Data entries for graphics
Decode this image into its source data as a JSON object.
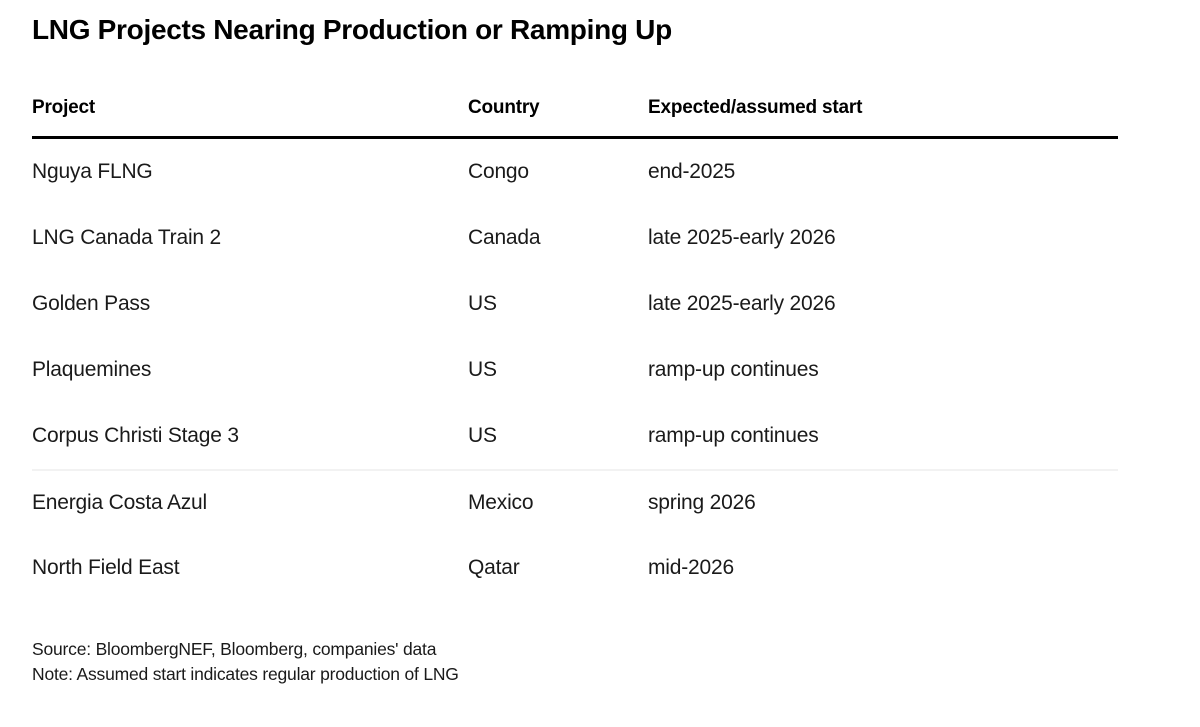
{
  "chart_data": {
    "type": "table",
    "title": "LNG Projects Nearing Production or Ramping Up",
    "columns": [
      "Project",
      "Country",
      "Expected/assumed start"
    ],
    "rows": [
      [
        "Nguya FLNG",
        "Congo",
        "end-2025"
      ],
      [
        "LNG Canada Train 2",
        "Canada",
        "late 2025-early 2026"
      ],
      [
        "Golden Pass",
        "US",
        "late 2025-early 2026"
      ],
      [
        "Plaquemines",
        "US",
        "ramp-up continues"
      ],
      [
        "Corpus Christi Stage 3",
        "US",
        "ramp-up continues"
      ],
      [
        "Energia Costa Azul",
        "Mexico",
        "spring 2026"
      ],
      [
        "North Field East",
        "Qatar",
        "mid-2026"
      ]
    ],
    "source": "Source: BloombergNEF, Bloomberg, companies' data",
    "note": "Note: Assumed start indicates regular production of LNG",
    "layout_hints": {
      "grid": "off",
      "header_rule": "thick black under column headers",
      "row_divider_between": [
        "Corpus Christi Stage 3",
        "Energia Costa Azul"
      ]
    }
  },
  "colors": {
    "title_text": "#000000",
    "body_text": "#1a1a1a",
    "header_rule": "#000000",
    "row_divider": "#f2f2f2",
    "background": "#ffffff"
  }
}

Directions: All records above are to be printed exactly, minus the pictures they contain.

Response below:
Decode this image into its source data as a JSON object.
{
  "chart_data": {
    "type": "table",
    "title": "LNG Projects Nearing Production or Ramping Up",
    "columns": [
      "Project",
      "Country",
      "Expected/assumed start"
    ],
    "rows": [
      [
        "Nguya FLNG",
        "Congo",
        "end-2025"
      ],
      [
        "LNG Canada Train 2",
        "Canada",
        "late 2025-early 2026"
      ],
      [
        "Golden Pass",
        "US",
        "late 2025-early 2026"
      ],
      [
        "Plaquemines",
        "US",
        "ramp-up continues"
      ],
      [
        "Corpus Christi Stage 3",
        "US",
        "ramp-up continues"
      ],
      [
        "Energia Costa Azul",
        "Mexico",
        "spring 2026"
      ],
      [
        "North Field East",
        "Qatar",
        "mid-2026"
      ]
    ],
    "source": "Source: BloombergNEF, Bloomberg, companies' data",
    "note": "Note: Assumed start indicates regular production of LNG",
    "layout_hints": {
      "grid": "off",
      "header_rule": "thick black under column headers",
      "row_divider_between": [
        "Corpus Christi Stage 3",
        "Energia Costa Azul"
      ]
    }
  },
  "colors": {
    "title_text": "#000000",
    "body_text": "#1a1a1a",
    "header_rule": "#000000",
    "row_divider": "#f2f2f2",
    "background": "#ffffff"
  }
}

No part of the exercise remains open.